Can you write out all the lines word for word, with no pictures?
──────── Records
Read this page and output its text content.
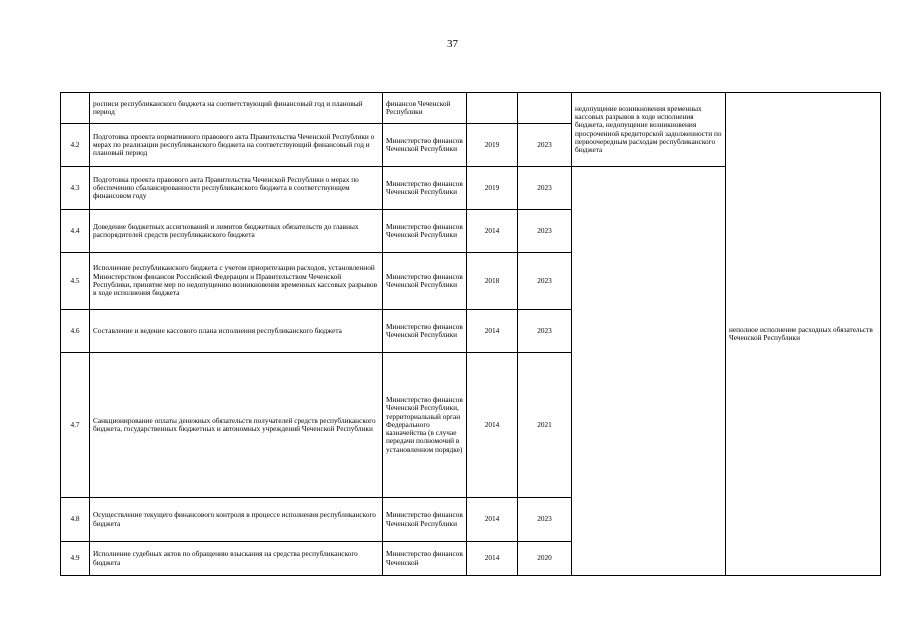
37
	росписи республиканского бюджета на соответствующий финансовый год и плановый период	финансов Чеченской Республики			недопущение возникновения временных кассовых разрывов в ходе исполнения бюджета, недопущение возникновения просроченной кредиторской задолженности по первоочередным расходам республиканского бюджета	неполное исполнение расходных обязательств Чеченской Республики
4.2	Подготовка проекта нормативного правового акта Правительства Чеченской Республики о мерах по реализации республиканского бюджета на соответствующий финансовый год и плановый период	Министерство финансов Чеченской Республики	2019	2023		
4.3	Подготовка проекта правового акта Правительства Чеченской Республики о мерах по обеспечению сбалансированности республиканского бюджета в соответствующем финансовом году	Министерство финансов Чеченской Республики	2019	2023		
4.4	Доведение бюджетных ассигнований и лимитов бюджетных обязательств до главных распорядителей средств республиканского бюджета	Министерство финансов Чеченской Республики	2014	2023		
4.5	Исполнение республиканского бюджета с учетом приоритезации расходов, установленной Министерством финансов Российской Федерации и Правительством Чеченской Республики, принятие мер по недопущению возникновения временных кассовых разрывов в ходе исполнения бюджета	Министерство финансов Чеченской Республики	2018	2023		
4.6	Составление и ведение кассового плана исполнения республиканского бюджета	Министерство финансов Чеченской Республики	2014	2023		
4.7	Санкционирование оплаты денежных обязательств получателей средств республиканского бюджета, государственных бюджетных и автономных учреждений Чеченской Республики	Министерство финансов Чеченской Республики, территориальный орган Федерального казначейства (в случае передачи полномочий в установленном порядке)	2014	2021		
4.8	Осуществление текущего финансового контроля в процессе исполнения республиканского бюджета	Министерство финансов Чеченской Республики	2014	2023		
4.9	Исполнение судебных актов по обращению взыскания на средства республиканского бюджета	Министерство финансов Чеченской	2014	2020		
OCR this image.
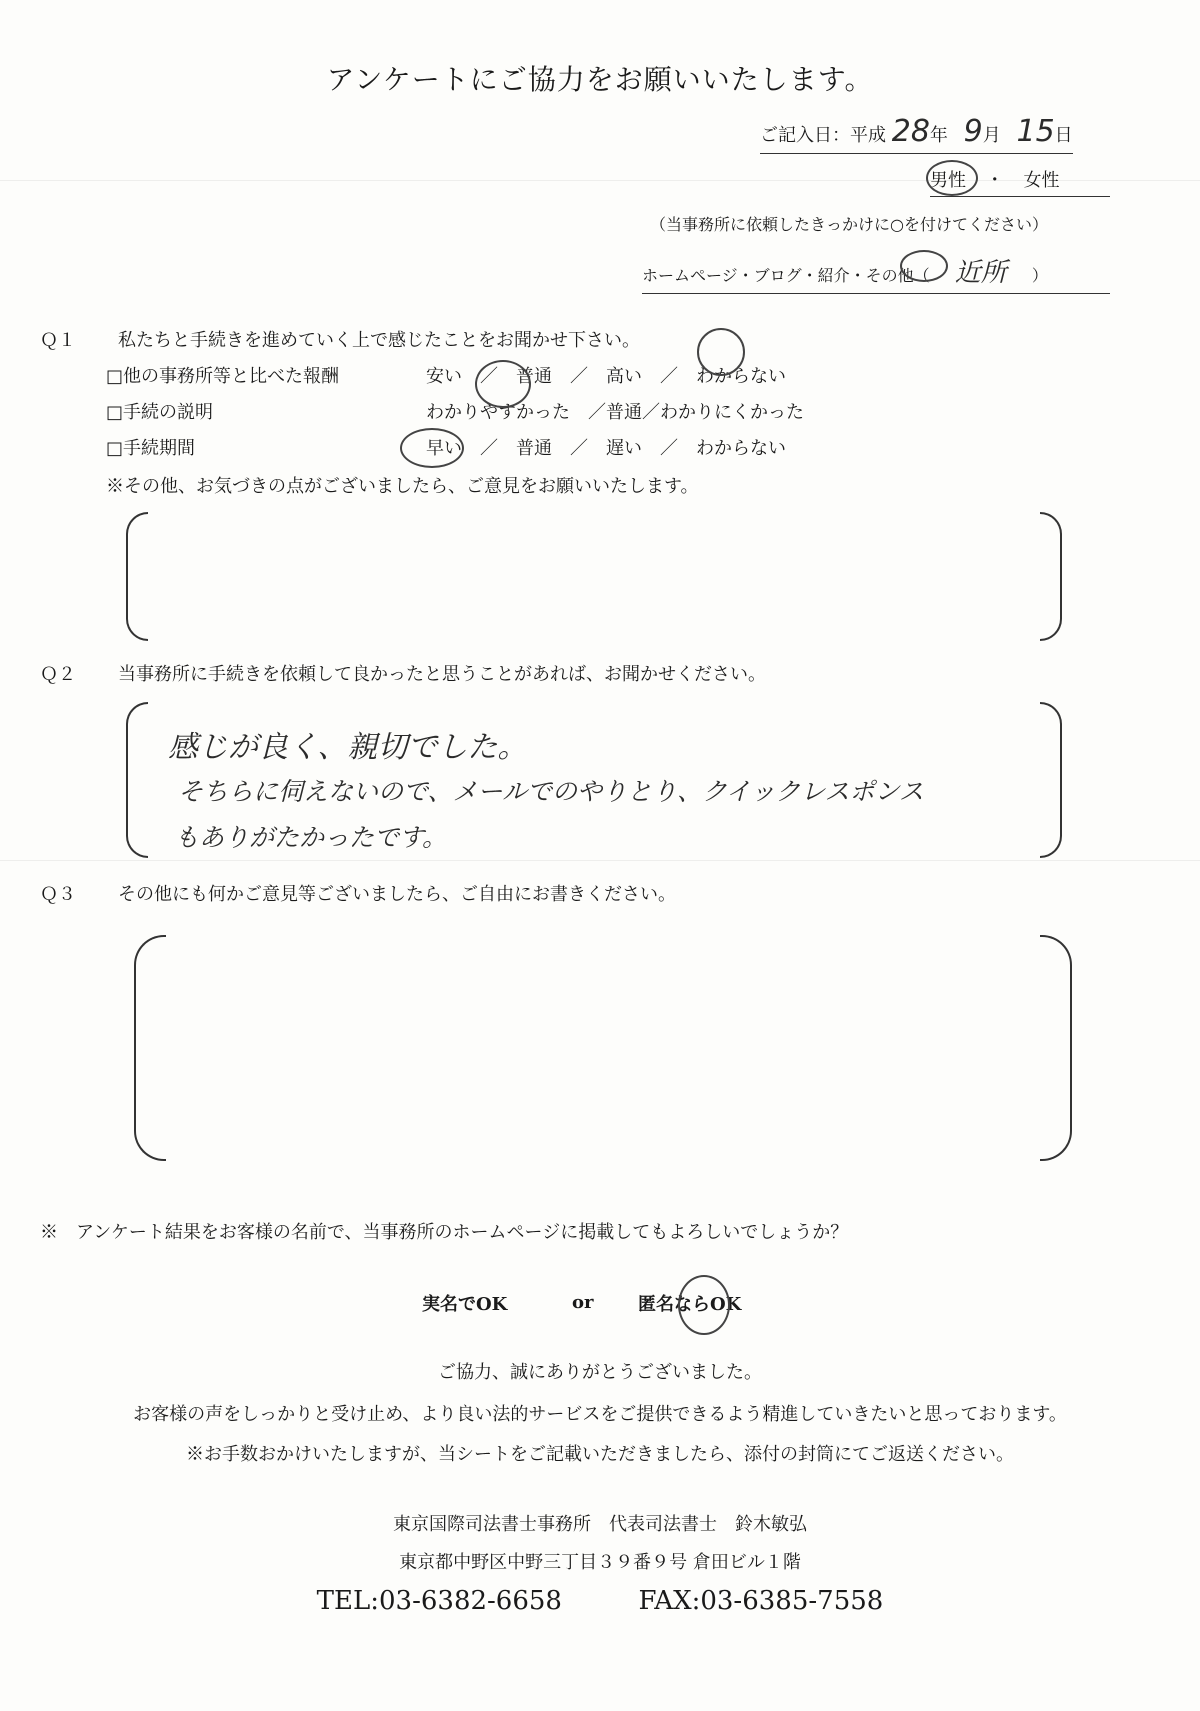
アンケートにご協力をお願いいたします。
ご記入日：平成 28年 9月 15日
男性 ・ 女性
（当事務所に依頼したきっかけに○を付けてください）
ホームページ・ブログ・紹介・その他（ 近所 ）
Ｑ１	私たちと手続きを進めていく上で感じたことをお聞かせ下さい。
□他の事務所等と比べた報酬	安い　／　普通　／　高い　／　わからない
□手続の説明	わかりやすかった　／普通／わかりにくかった
□手続期間	早い　／　普通　／　遅い　／　わからない
※その他、お気づきの点がございましたら、ご意見をお願いいたします。
Ｑ２	当事務所に手続きを依頼して良かったと思うことがあれば、お聞かせください。
感じが良く、親切でした。
そちらに伺えないので、メールでのやりとり、クイックレスポンス
もありがたかったです。
Ｑ３	その他にも何かご意見等ございましたら、ご自由にお書きください。
※　アンケート結果をお客様の名前で、当事務所のホームページに掲載してもよろしいでしょうか？
実名でOK	or 匿名ならOK
ご協力、誠にありがとうございました。
お客様の声をしっかりと受け止め、より良い法的サービスをご提供できるよう精進していきたいと思っております。
※お手数おかけいたしますが、当シートをご記載いただきましたら、添付の封筒にてご返送ください。
東京国際司法書士事務所　代表司法書士　鈴木敏弘
東京都中野区中野三丁目３９番９号 倉田ビル１階
TEL:03-6382-6658	FAX:03-6385-7558
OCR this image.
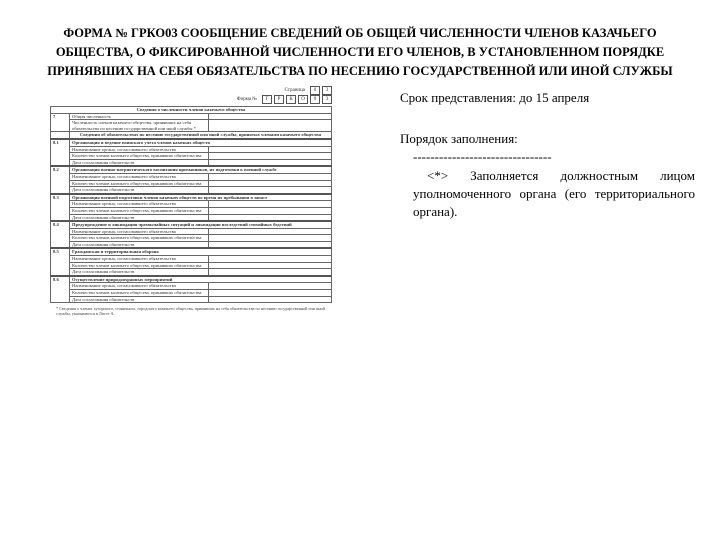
ФОРМА № ГРКО03 СООБЩЕНИЕ СВЕДЕНИЙ ОБ ОБЩЕЙ ЧИСЛЕННОСТИ ЧЛЕНОВ КАЗАЧЬЕГО
ОБЩЕСТВА, О ФИКСИРОВАННОЙ ЧИСЛЕННОСТИ ЕГО ЧЛЕНОВ, В УСТАНОВЛЕННОМ ПОРЯДКЕ
ПРИНЯВШИХ НА СЕБЯ ОБЯЗАТЕЛЬСТВА ПО НЕСЕНИЮ ГОСУДАРСТВЕННОЙ ИЛИ ИНОЙ СЛУЖБЫ
Страница	0	3
Форма №	Г	Р	К	О	0	3
Сведения о численности членов казачьего общества		
7	Общая численность	
	Численность членов казачьего общества, принявших на себя обязательства по несению государственной или иной службы *	
	Сведения об обязательствах по несению государственной или иной службы, принятых членами казачьего общества	
8.1	Организация и ведение воинского учета членов казачьих обществ	
	Наименование органа, согласовавшего обязательства	
	Количество членов казачьего общества, принявших обязательства	
	Дата согласования обязательств	
8.2	Организация военно-патриотического воспитания призывников, их подготовки к военной службе	
	Наименование органа, согласовавшего обязательства	
	Количество членов казачьего общества, принявших обязательства	
	Дата согласования обязательств	
8.3	Организация военной подготовки членов казачьих обществ во время их пребывания в запасе	
	Наименование органа, согласовавшего обязательства	
	Количество членов казачьего общества, принявших обязательства	
	Дата согласования обязательств	
8.4	Предупреждение и ликвидация чрезвычайных ситуаций и ликвидации последствий стихийных бедствий	
	Наименование органа, согласовавшего обязательства	
	Количество членов казачьего общества, принявших обязательства	
	Дата согласования обязательств	
8.5	Гражданская и территориальная оборона	
	Наименование органа, согласовавшего обязательства	
	Количество членов казачьего общества, принявших обязательства	
	Дата согласования обязательств	
8.6	Осуществление природоохранных мероприятий	
	Наименование органа, согласовавшего обязательства	
	Количество членов казачьего общества, принявших обязательства	
	Дата согласования обязательств	
* Сведения о членах хуторского, станичного, городского казачьего общества, принявших на себя обязательства по несению государственной или иной службы, указываются в Листе А.
Срок представления: до 15 апреля
Порядок заполнения:
--------------------------------
<*> Заполняется должностным лицом уполномоченного органа (его территориального органа).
────────────────
Solved problem:
Read this page and output its text content.
37
	росписи республиканского бюджета на соответствующий финансовый год и плановый период	финансов Чеченской Республики			недопущение возникновения временных кассовых разрывов в ходе исполнения бюджета, недопущение возникновения просроченной кредиторской задолженности по первоочередным расходам республиканского бюджета	неполное исполнение расходных обязательств Чеченской Республики
4.2	Подготовка проекта нормативного правового акта Правительства Чеченской Республики о мерах по реализации республиканского бюджета на соответствующий финансовый год и плановый период	Министерство финансов Чеченской Республики	2019	2023		
4.3	Подготовка проекта правового акта Правительства Чеченской Республики о мерах по обеспечению сбалансированности республиканского бюджета в соответствующем финансовом году	Министерство финансов Чеченской Республики	2019	2023		
4.4	Доведение бюджетных ассигнований и лимитов бюджетных обязательств до главных распорядителей средств республиканского бюджета	Министерство финансов Чеченской Республики	2014	2023		
4.5	Исполнение республиканского бюджета с учетом приоритезации расходов, установленной Министерством финансов Российской Федерации и Правительством Чеченской Республики, принятие мер по недопущению возникновения временных кассовых разрывов в ходе исполнения бюджета	Министерство финансов Чеченской Республики	2018	2023		
4.6	Составление и ведение кассового плана исполнения республиканского бюджета	Министерство финансов Чеченской Республики	2014	2023		
4.7	Санкционирование оплаты денежных обязательств получателей средств республиканского бюджета, государственных бюджетных и автономных учреждений Чеченской Республики	Министерство финансов Чеченской Республики, территориальный орган Федерального казначейства (в случае передачи полномочий в установленном порядке)	2014	2021		
4.8	Осуществление текущего финансового контроля в процессе исполнения республиканского бюджета	Министерство финансов Чеченской Республики	2014	2023		
4.9	Исполнение судебных актов по обращению взыскания на средства республиканского бюджета	Министерство финансов Чеченской	2014	2020		
OCR this image.
アンケートにご協力をお願いいたします。
ご記入日：平成 28年 9月 15日
男性 ・ 女性
（当事務所に依頼したきっかけに○を付けてください）
ホームページ・ブログ・紹介・その他（ 近所 ）
Ｑ１	私たちと手続きを進めていく上で感じたことをお聞かせ下さい。
□他の事務所等と比べた報酬	安い　／　普通　／　高い　／　わからない
□手続の説明	わかりやすかった　／普通／わかりにくかった
□手続期間	早い　／　普通　／　遅い　／　わからない
※その他、お気づきの点がございましたら、ご意見をお願いいたします。
Ｑ２	当事務所に手続きを依頼して良かったと思うことがあれば、お聞かせください。
感じが良く、親切でした。
そちらに伺えないので、メールでのやりとり、クイックレスポンス
もありがたかったです。
Ｑ３	その他にも何かご意見等ございましたら、ご自由にお書きください。
※　アンケート結果をお客様の名前で、当事務所のホームページに掲載してもよろしいでしょうか？
実名でOK	or 匿名ならOK
ご協力、誠にありがとうございました。
お客様の声をしっかりと受け止め、より良い法的サービスをご提供できるよう精進していきたいと思っております。
※お手数おかけいたしますが、当シートをご記載いただきましたら、添付の封筒にてご返送ください。
東京国際司法書士事務所　代表司法書士　鈴木敏弘
東京都中野区中野三丁目３９番９号 倉田ビル１階
TEL:03-6382-6658	FAX:03-6385-7558
OCR this image.
ФОРМА № ГРКО03 СООБЩЕНИЕ СВЕДЕНИЙ ОБ ОБЩЕЙ ЧИСЛЕННОСТИ ЧЛЕНОВ КАЗАЧЬЕГО
ОБЩЕСТВА, О ФИКСИРОВАННОЙ ЧИСЛЕННОСТИ ЕГО ЧЛЕНОВ, В УСТАНОВЛЕННОМ ПОРЯДКЕ
ПРИНЯВШИХ НА СЕБЯ ОБЯЗАТЕЛЬСТВА ПО НЕСЕНИЮ ГОСУДАРСТВЕННОЙ ИЛИ ИНОЙ СЛУЖБЫ
Страница	0	3
Форма №	Г	Р	К	О	0	3
Сведения о численности членов казачьего общества		
7	Общая численность	
	Численность членов казачьего общества, принявших на себя обязательства по несению государственной или иной службы *	
	Сведения об обязательствах по несению государственной или иной службы, принятых членами казачьего общества	
8.1	Организация и ведение воинского учета членов казачьих обществ	
	Наименование органа, согласовавшего обязательства	
	Количество членов казачьего общества, принявших обязательства	
	Дата согласования обязательств	
8.2	Организация военно-патриотического воспитания призывников, их подготовки к военной службе	
	Наименование органа, согласовавшего обязательства	
	Количество членов казачьего общества, принявших обязательства	
	Дата согласования обязательств	
8.3	Организация военной подготовки членов казачьих обществ во время их пребывания в запасе	
	Наименование органа, согласовавшего обязательства	
	Количество членов казачьего общества, принявших обязательства	
	Дата согласования обязательств	
8.4	Предупреждение и ликвидация чрезвычайных ситуаций и ликвидации последствий стихийных бедствий	
	Наименование органа, согласовавшего обязательства	
	Количество членов казачьего общества, принявших обязательства	
	Дата согласования обязательств	
8.5	Гражданская и территориальная оборона	
	Наименование органа, согласовавшего обязательства	
	Количество членов казачьего общества, принявших обязательства	
	Дата согласования обязательств	
8.6	Осуществление природоохранных мероприятий	
	Наименование органа, согласовавшего обязательства	
	Количество членов казачьего общества, принявших обязательства	
	Дата согласования обязательств	
* Сведения о членах хуторского, станичного, городского казачьего общества, принявших на себя обязательства по несению государственной или иной службы, указываются в Листе А.
Срок представления: до 15 апреля
Порядок заполнения:
--------------------------------
<*> Заполняется должностным лицом уполномоченного органа (его территориального органа).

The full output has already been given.